Exercise input
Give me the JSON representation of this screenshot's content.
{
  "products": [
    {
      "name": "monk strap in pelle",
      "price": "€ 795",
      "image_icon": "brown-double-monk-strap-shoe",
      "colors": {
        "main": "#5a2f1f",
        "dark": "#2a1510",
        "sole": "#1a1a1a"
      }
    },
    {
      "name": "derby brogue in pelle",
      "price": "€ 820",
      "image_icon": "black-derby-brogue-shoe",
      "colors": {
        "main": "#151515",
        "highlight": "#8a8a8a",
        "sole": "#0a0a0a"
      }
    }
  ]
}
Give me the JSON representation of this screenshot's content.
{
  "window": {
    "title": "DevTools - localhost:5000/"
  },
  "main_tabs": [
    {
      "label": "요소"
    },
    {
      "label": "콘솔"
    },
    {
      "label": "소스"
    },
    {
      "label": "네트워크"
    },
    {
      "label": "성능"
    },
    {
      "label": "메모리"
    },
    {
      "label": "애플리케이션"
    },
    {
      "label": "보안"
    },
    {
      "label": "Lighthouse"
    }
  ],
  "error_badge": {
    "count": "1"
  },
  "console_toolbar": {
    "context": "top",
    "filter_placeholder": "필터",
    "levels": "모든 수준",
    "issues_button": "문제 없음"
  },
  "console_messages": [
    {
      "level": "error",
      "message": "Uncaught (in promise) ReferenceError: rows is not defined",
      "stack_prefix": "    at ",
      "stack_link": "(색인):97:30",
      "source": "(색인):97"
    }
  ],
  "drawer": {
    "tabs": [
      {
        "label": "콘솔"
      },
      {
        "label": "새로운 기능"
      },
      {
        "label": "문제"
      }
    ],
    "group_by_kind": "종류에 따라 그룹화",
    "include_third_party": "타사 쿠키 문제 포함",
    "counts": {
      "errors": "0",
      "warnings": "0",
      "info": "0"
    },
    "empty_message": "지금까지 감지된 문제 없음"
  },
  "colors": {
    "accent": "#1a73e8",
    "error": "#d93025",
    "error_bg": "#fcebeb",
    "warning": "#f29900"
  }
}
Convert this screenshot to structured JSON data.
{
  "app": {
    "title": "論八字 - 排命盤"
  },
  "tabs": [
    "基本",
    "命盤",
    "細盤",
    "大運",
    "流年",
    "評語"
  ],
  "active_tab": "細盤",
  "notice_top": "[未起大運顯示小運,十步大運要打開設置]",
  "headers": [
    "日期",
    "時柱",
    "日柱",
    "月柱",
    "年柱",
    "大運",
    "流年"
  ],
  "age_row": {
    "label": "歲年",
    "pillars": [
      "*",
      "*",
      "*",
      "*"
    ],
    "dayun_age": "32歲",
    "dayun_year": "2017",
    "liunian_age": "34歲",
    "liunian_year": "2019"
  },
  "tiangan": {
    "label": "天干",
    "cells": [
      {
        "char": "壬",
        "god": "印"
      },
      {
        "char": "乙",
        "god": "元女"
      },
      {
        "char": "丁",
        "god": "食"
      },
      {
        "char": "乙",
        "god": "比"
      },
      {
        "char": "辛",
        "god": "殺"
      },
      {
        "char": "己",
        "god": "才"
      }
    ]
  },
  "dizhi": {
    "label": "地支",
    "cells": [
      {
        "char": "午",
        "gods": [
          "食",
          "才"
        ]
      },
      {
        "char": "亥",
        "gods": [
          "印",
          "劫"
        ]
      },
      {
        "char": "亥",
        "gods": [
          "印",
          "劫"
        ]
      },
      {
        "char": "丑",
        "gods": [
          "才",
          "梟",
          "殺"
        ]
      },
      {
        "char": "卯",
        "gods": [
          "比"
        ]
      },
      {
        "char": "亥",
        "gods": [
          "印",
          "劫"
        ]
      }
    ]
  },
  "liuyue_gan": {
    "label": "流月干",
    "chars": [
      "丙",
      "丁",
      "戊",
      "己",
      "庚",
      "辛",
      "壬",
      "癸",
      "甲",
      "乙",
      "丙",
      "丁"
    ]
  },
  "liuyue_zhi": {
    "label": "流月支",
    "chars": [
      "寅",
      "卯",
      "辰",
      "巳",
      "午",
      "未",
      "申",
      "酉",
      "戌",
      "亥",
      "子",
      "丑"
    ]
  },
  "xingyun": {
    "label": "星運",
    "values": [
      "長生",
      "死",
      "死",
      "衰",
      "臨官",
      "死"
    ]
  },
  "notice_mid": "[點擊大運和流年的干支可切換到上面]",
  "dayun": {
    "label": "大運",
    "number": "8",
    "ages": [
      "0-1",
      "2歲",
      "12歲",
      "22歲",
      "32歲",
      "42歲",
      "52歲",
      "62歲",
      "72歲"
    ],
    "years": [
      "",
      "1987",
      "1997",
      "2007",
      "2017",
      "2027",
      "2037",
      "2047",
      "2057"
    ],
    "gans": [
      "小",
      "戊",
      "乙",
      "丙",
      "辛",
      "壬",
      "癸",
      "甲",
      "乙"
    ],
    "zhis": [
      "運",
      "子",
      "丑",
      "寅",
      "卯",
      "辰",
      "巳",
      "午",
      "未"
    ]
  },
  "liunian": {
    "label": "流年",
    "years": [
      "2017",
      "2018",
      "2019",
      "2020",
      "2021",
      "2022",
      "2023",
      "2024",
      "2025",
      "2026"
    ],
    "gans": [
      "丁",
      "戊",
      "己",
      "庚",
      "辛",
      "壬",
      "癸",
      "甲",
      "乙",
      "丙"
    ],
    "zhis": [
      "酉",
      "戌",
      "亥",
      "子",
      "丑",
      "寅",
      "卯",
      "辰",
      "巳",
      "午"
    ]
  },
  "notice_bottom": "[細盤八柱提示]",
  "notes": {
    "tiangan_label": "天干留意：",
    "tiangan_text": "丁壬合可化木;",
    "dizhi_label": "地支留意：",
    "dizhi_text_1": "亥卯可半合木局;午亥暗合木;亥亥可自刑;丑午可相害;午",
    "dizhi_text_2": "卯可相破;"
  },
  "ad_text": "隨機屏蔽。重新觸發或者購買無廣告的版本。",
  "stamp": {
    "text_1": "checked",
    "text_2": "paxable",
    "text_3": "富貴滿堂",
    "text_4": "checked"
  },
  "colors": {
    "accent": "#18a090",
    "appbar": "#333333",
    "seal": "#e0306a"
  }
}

Objective
Extract the full listing above without altering anything.

Exercise answer
Give me the JSON representation of this screenshot's content.
{
  "products": [
    {
      "name": "monk strap in pelle",
      "price": "€ 795",
      "image_icon": "brown-double-monk-strap-shoe",
      "colors": {
        "main": "#5a2f1f",
        "dark": "#2a1510",
        "sole": "#1a1a1a"
      }
    },
    {
      "name": "derby brogue in pelle",
      "price": "€ 820",
      "image_icon": "black-derby-brogue-shoe",
      "colors": {
        "main": "#151515",
        "highlight": "#8a8a8a",
        "sole": "#0a0a0a"
      }
    }
  ]
}
Give me the JSON representation of this screenshot's content.
{
  "window": {
    "title": "DevTools - localhost:5000/"
  },
  "main_tabs": [
    {
      "label": "요소"
    },
    {
      "label": "콘솔"
    },
    {
      "label": "소스"
    },
    {
      "label": "네트워크"
    },
    {
      "label": "성능"
    },
    {
      "label": "메모리"
    },
    {
      "label": "애플리케이션"
    },
    {
      "label": "보안"
    },
    {
      "label": "Lighthouse"
    }
  ],
  "error_badge": {
    "count": "1"
  },
  "console_toolbar": {
    "context": "top",
    "filter_placeholder": "필터",
    "levels": "모든 수준",
    "issues_button": "문제 없음"
  },
  "console_messages": [
    {
      "level": "error",
      "message": "Uncaught (in promise) ReferenceError: rows is not defined",
      "stack_prefix": "    at ",
      "stack_link": "(색인):97:30",
      "source": "(색인):97"
    }
  ],
  "drawer": {
    "tabs": [
      {
        "label": "콘솔"
      },
      {
        "label": "새로운 기능"
      },
      {
        "label": "문제"
      }
    ],
    "group_by_kind": "종류에 따라 그룹화",
    "include_third_party": "타사 쿠키 문제 포함",
    "counts": {
      "errors": "0",
      "warnings": "0",
      "info": "0"
    },
    "empty_message": "지금까지 감지된 문제 없음"
  },
  "colors": {
    "accent": "#1a73e8",
    "error": "#d93025",
    "error_bg": "#fcebeb",
    "warning": "#f29900"
  }
}
Convert this screenshot to structured JSON data.
{
  "app": {
    "title": "論八字 - 排命盤"
  },
  "tabs": [
    "基本",
    "命盤",
    "細盤",
    "大運",
    "流年",
    "評語"
  ],
  "active_tab": "細盤",
  "notice_top": "[未起大運顯示小運,十步大運要打開設置]",
  "headers": [
    "日期",
    "時柱",
    "日柱",
    "月柱",
    "年柱",
    "大運",
    "流年"
  ],
  "age_row": {
    "label": "歲年",
    "pillars": [
      "*",
      "*",
      "*",
      "*"
    ],
    "dayun_age": "32歲",
    "dayun_year": "2017",
    "liunian_age": "34歲",
    "liunian_year": "2019"
  },
  "tiangan": {
    "label": "天干",
    "cells": [
      {
        "char": "壬",
        "god": "印"
      },
      {
        "char": "乙",
        "god": "元女"
      },
      {
        "char": "丁",
        "god": "食"
      },
      {
        "char": "乙",
        "god": "比"
      },
      {
        "char": "辛",
        "god": "殺"
      },
      {
        "char": "己",
        "god": "才"
      }
    ]
  },
  "dizhi": {
    "label": "地支",
    "cells": [
      {
        "char": "午",
        "gods": [
          "食",
          "才"
        ]
      },
      {
        "char": "亥",
        "gods": [
          "印",
          "劫"
        ]
      },
      {
        "char": "亥",
        "gods": [
          "印",
          "劫"
        ]
      },
      {
        "char": "丑",
        "gods": [
          "才",
          "梟",
          "殺"
        ]
      },
      {
        "char": "卯",
        "gods": [
          "比"
        ]
      },
      {
        "char": "亥",
        "gods": [
          "印",
          "劫"
        ]
      }
    ]
  },
  "liuyue_gan": {
    "label": "流月干",
    "chars": [
      "丙",
      "丁",
      "戊",
      "己",
      "庚",
      "辛",
      "壬",
      "癸",
      "甲",
      "乙",
      "丙",
      "丁"
    ]
  },
  "liuyue_zhi": {
    "label": "流月支",
    "chars": [
      "寅",
      "卯",
      "辰",
      "巳",
      "午",
      "未",
      "申",
      "酉",
      "戌",
      "亥",
      "子",
      "丑"
    ]
  },
  "xingyun": {
    "label": "星運",
    "values": [
      "長生",
      "死",
      "死",
      "衰",
      "臨官",
      "死"
    ]
  },
  "notice_mid": "[點擊大運和流年的干支可切換到上面]",
  "dayun": {
    "label": "大運",
    "number": "8",
    "ages": [
      "0-1",
      "2歲",
      "12歲",
      "22歲",
      "32歲",
      "42歲",
      "52歲",
      "62歲",
      "72歲"
    ],
    "years": [
      "",
      "1987",
      "1997",
      "2007",
      "2017",
      "2027",
      "2037",
      "2047",
      "2057"
    ],
    "gans": [
      "小",
      "戊",
      "乙",
      "丙",
      "辛",
      "壬",
      "癸",
      "甲",
      "乙"
    ],
    "zhis": [
      "運",
      "子",
      "丑",
      "寅",
      "卯",
      "辰",
      "巳",
      "午",
      "未"
    ]
  },
  "liunian": {
    "label": "流年",
    "years": [
      "2017",
      "2018",
      "2019",
      "2020",
      "2021",
      "2022",
      "2023",
      "2024",
      "2025",
      "2026"
    ],
    "gans": [
      "丁",
      "戊",
      "己",
      "庚",
      "辛",
      "壬",
      "癸",
      "甲",
      "乙",
      "丙"
    ],
    "zhis": [
      "酉",
      "戌",
      "亥",
      "子",
      "丑",
      "寅",
      "卯",
      "辰",
      "巳",
      "午"
    ]
  },
  "notice_bottom": "[細盤八柱提示]",
  "notes": {
    "tiangan_label": "天干留意：",
    "tiangan_text": "丁壬合可化木;",
    "dizhi_label": "地支留意：",
    "dizhi_text_1": "亥卯可半合木局;午亥暗合木;亥亥可自刑;丑午可相害;午",
    "dizhi_text_2": "卯可相破;"
  },
  "ad_text": "隨機屏蔽。重新觸發或者購買無廣告的版本。",
  "stamp": {
    "text_1": "checked",
    "text_2": "paxable",
    "text_3": "富貴滿堂",
    "text_4": "checked"
  },
  "colors": {
    "accent": "#18a090",
    "appbar": "#333333",
    "seal": "#e0306a"
  }
}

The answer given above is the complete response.